GIVEN TASK
Copy each of the entries below line for line, with no changes.

DATA SUPPLIED

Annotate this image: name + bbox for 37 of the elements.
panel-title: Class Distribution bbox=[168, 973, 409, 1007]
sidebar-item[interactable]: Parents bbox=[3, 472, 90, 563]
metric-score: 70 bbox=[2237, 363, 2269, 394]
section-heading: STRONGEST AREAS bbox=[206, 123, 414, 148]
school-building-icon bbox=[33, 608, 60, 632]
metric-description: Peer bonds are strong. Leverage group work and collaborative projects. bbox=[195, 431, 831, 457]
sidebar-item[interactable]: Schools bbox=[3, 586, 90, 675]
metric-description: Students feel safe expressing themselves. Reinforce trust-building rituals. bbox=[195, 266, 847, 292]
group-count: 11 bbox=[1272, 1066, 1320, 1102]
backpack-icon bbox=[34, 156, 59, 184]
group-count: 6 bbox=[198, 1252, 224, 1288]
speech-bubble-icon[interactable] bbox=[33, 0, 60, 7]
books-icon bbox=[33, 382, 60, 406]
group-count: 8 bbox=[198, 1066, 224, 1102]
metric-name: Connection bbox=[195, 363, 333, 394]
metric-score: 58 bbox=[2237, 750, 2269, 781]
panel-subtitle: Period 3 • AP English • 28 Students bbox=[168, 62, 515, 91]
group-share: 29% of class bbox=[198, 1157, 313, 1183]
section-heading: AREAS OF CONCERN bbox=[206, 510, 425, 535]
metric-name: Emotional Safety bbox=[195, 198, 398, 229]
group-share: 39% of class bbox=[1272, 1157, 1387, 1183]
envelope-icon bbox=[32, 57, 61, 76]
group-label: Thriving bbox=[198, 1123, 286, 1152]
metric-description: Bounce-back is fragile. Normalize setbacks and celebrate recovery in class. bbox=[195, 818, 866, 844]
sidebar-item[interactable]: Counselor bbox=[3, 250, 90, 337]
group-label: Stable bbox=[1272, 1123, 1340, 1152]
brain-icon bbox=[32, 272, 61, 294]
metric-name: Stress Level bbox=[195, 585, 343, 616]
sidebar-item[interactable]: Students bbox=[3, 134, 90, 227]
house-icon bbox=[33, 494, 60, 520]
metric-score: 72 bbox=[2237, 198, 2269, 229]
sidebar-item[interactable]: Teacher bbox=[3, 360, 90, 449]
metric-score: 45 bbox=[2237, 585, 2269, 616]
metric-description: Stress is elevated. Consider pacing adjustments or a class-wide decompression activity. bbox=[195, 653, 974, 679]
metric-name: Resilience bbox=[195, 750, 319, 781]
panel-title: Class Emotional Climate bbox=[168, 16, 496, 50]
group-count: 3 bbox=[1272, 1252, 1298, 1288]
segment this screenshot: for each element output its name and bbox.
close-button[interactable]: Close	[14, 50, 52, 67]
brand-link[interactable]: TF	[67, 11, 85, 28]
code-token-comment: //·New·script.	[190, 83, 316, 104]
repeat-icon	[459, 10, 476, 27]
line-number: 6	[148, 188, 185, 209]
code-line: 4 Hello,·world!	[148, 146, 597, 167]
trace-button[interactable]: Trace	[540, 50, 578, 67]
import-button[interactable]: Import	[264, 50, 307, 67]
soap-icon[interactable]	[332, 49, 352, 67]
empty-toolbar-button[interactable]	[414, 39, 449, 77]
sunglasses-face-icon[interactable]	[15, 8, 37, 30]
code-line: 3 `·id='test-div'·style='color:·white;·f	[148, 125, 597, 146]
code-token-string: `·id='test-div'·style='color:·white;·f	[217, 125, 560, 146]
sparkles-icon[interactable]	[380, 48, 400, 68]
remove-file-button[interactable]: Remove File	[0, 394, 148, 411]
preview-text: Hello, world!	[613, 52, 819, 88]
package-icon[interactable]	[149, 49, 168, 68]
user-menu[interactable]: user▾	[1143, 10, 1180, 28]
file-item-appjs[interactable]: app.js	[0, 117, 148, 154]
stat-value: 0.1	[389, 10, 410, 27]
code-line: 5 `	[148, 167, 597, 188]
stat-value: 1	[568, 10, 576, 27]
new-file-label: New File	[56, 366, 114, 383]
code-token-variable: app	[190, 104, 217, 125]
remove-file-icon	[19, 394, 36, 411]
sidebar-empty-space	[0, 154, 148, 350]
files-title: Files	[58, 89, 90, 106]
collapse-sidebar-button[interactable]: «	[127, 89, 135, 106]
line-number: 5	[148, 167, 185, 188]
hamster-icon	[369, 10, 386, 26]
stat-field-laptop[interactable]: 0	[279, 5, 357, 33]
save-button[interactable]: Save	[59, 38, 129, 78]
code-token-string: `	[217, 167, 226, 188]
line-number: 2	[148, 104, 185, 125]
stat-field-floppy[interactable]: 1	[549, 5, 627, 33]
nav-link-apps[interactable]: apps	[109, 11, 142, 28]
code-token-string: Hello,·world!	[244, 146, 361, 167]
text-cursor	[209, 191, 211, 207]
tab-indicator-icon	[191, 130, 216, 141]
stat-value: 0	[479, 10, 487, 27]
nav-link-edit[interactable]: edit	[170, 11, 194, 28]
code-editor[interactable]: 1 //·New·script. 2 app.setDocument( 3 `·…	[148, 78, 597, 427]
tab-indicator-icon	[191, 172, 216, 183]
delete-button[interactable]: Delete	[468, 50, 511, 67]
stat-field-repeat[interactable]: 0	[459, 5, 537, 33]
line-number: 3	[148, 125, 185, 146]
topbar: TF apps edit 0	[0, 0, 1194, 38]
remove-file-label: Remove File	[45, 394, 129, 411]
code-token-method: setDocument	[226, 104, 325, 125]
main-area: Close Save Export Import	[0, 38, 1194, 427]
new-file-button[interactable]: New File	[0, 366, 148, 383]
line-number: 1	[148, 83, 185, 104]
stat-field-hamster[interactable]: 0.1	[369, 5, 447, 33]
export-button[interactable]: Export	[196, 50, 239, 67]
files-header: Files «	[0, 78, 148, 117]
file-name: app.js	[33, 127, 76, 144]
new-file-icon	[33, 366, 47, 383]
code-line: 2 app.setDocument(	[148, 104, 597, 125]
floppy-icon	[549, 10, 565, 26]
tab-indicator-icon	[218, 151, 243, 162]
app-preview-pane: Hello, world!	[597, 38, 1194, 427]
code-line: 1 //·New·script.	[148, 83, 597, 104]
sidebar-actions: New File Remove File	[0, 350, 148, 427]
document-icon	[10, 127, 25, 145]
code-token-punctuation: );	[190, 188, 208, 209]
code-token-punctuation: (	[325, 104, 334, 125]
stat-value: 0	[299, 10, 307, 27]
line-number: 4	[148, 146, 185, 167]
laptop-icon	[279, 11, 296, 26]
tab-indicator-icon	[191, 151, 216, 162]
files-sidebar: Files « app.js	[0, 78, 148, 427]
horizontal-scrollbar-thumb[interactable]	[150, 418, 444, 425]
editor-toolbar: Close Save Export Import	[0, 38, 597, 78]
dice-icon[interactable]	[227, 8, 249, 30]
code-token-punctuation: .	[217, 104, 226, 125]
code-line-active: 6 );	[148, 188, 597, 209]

TASK SOLUTION
Annotate this image: name + bbox for 37 of the elements.
panel-title: Class Distribution bbox=[168, 973, 409, 1007]
sidebar-item[interactable]: Parents bbox=[3, 472, 90, 563]
metric-score: 70 bbox=[2237, 363, 2269, 394]
section-heading: STRONGEST AREAS bbox=[206, 123, 414, 148]
school-building-icon bbox=[33, 608, 60, 632]
metric-description: Peer bonds are strong. Leverage group work and collaborative projects. bbox=[195, 431, 831, 457]
sidebar-item[interactable]: Schools bbox=[3, 586, 90, 675]
metric-description: Students feel safe expressing themselves. Reinforce trust-building rituals. bbox=[195, 266, 847, 292]
group-count: 11 bbox=[1272, 1066, 1320, 1102]
backpack-icon bbox=[34, 156, 59, 184]
group-count: 6 bbox=[198, 1252, 224, 1288]
speech-bubble-icon[interactable] bbox=[33, 0, 60, 7]
books-icon bbox=[33, 382, 60, 406]
group-count: 8 bbox=[198, 1066, 224, 1102]
metric-name: Connection bbox=[195, 363, 333, 394]
metric-score: 58 bbox=[2237, 750, 2269, 781]
panel-subtitle: Period 3 • AP English • 28 Students bbox=[168, 62, 515, 91]
group-share: 29% of class bbox=[198, 1157, 313, 1183]
section-heading: AREAS OF CONCERN bbox=[206, 510, 425, 535]
metric-name: Emotional Safety bbox=[195, 198, 398, 229]
group-share: 39% of class bbox=[1272, 1157, 1387, 1183]
envelope-icon bbox=[32, 57, 61, 76]
group-label: Thriving bbox=[198, 1123, 286, 1152]
metric-description: Bounce-back is fragile. Normalize setbacks and celebrate recovery in class. bbox=[195, 818, 866, 844]
sidebar-item[interactable]: Counselor bbox=[3, 250, 90, 337]
group-label: Stable bbox=[1272, 1123, 1340, 1152]
brain-icon bbox=[32, 272, 61, 294]
metric-name: Stress Level bbox=[195, 585, 343, 616]
sidebar-item[interactable]: Students bbox=[3, 134, 90, 227]
house-icon bbox=[33, 494, 60, 520]
metric-score: 72 bbox=[2237, 198, 2269, 229]
sidebar-item[interactable]: Teacher bbox=[3, 360, 90, 449]
metric-score: 45 bbox=[2237, 585, 2269, 616]
metric-description: Stress is elevated. Consider pacing adjustments or a class-wide decompression activity. bbox=[195, 653, 974, 679]
metric-name: Resilience bbox=[195, 750, 319, 781]
panel-title: Class Emotional Climate bbox=[168, 16, 496, 50]
group-count: 3 bbox=[1272, 1252, 1298, 1288]
segment this screenshot: for each element output its name and bbox.
close-button[interactable]: Close	[14, 50, 52, 67]
brand-link[interactable]: TF	[67, 11, 85, 28]
code-token-comment: //·New·script.	[190, 83, 316, 104]
repeat-icon	[459, 10, 476, 27]
line-number: 6	[148, 188, 185, 209]
code-line: 4 Hello,·world!	[148, 146, 597, 167]
trace-button[interactable]: Trace	[540, 50, 578, 67]
import-button[interactable]: Import	[264, 50, 307, 67]
soap-icon[interactable]	[332, 49, 352, 67]
empty-toolbar-button[interactable]	[414, 39, 449, 77]
sunglasses-face-icon[interactable]	[15, 8, 37, 30]
code-line: 3 `·id='test-div'·style='color:·white;·f	[148, 125, 597, 146]
code-token-string: `·id='test-div'·style='color:·white;·f	[217, 125, 560, 146]
sparkles-icon[interactable]	[380, 48, 400, 68]
remove-file-button[interactable]: Remove File	[0, 394, 148, 411]
preview-text: Hello, world!	[613, 52, 819, 88]
package-icon[interactable]	[149, 49, 168, 68]
user-menu[interactable]: user▾	[1143, 10, 1180, 28]
file-item-appjs[interactable]: app.js	[0, 117, 148, 154]
stat-value: 0.1	[389, 10, 410, 27]
code-line: 5 `	[148, 167, 597, 188]
stat-value: 1	[568, 10, 576, 27]
new-file-label: New File	[56, 366, 114, 383]
code-token-variable: app	[190, 104, 217, 125]
remove-file-icon	[19, 394, 36, 411]
sidebar-empty-space	[0, 154, 148, 350]
files-title: Files	[58, 89, 90, 106]
collapse-sidebar-button[interactable]: «	[127, 89, 135, 106]
line-number: 5	[148, 167, 185, 188]
hamster-icon	[369, 10, 386, 26]
stat-field-laptop[interactable]: 0	[279, 5, 357, 33]
save-button[interactable]: Save	[59, 38, 129, 78]
code-token-string: `	[217, 167, 226, 188]
line-number: 2	[148, 104, 185, 125]
stat-field-floppy[interactable]: 1	[549, 5, 627, 33]
nav-link-apps[interactable]: apps	[109, 11, 142, 28]
code-token-string: Hello,·world!	[244, 146, 361, 167]
text-cursor	[209, 191, 211, 207]
tab-indicator-icon	[191, 130, 216, 141]
stat-value: 0	[479, 10, 487, 27]
nav-link-edit[interactable]: edit	[170, 11, 194, 28]
code-editor[interactable]: 1 //·New·script. 2 app.setDocument( 3 `·…	[148, 78, 597, 427]
tab-indicator-icon	[191, 172, 216, 183]
delete-button[interactable]: Delete	[468, 50, 511, 67]
stat-field-repeat[interactable]: 0	[459, 5, 537, 33]
line-number: 3	[148, 125, 185, 146]
topbar: TF apps edit 0	[0, 0, 1194, 38]
remove-file-label: Remove File	[45, 394, 129, 411]
code-token-method: setDocument	[226, 104, 325, 125]
main-area: Close Save Export Import	[0, 38, 1194, 427]
new-file-button[interactable]: New File	[0, 366, 148, 383]
line-number: 1	[148, 83, 185, 104]
stat-field-hamster[interactable]: 0.1	[369, 5, 447, 33]
export-button[interactable]: Export	[196, 50, 239, 67]
files-header: Files «	[0, 78, 148, 117]
file-name: app.js	[33, 127, 76, 144]
new-file-icon	[33, 366, 47, 383]
code-line: 2 app.setDocument(	[148, 104, 597, 125]
floppy-icon	[549, 10, 565, 26]
tab-indicator-icon	[218, 151, 243, 162]
app-preview-pane: Hello, world!	[597, 38, 1194, 427]
code-line: 1 //·New·script.	[148, 83, 597, 104]
sidebar-actions: New File Remove File	[0, 350, 148, 427]
document-icon	[10, 127, 25, 145]
code-token-punctuation: );	[190, 188, 208, 209]
code-token-punctuation: (	[325, 104, 334, 125]
stat-value: 0	[299, 10, 307, 27]
line-number: 4	[148, 146, 185, 167]
laptop-icon	[279, 11, 296, 26]
tab-indicator-icon	[191, 151, 216, 162]
files-sidebar: Files « app.js	[0, 78, 148, 427]
horizontal-scrollbar-thumb[interactable]	[150, 418, 444, 425]
editor-toolbar: Close Save Export Import	[0, 38, 597, 78]
dice-icon[interactable]	[227, 8, 249, 30]
code-token-punctuation: .	[217, 104, 226, 125]
code-line-active: 6 );	[148, 188, 597, 209]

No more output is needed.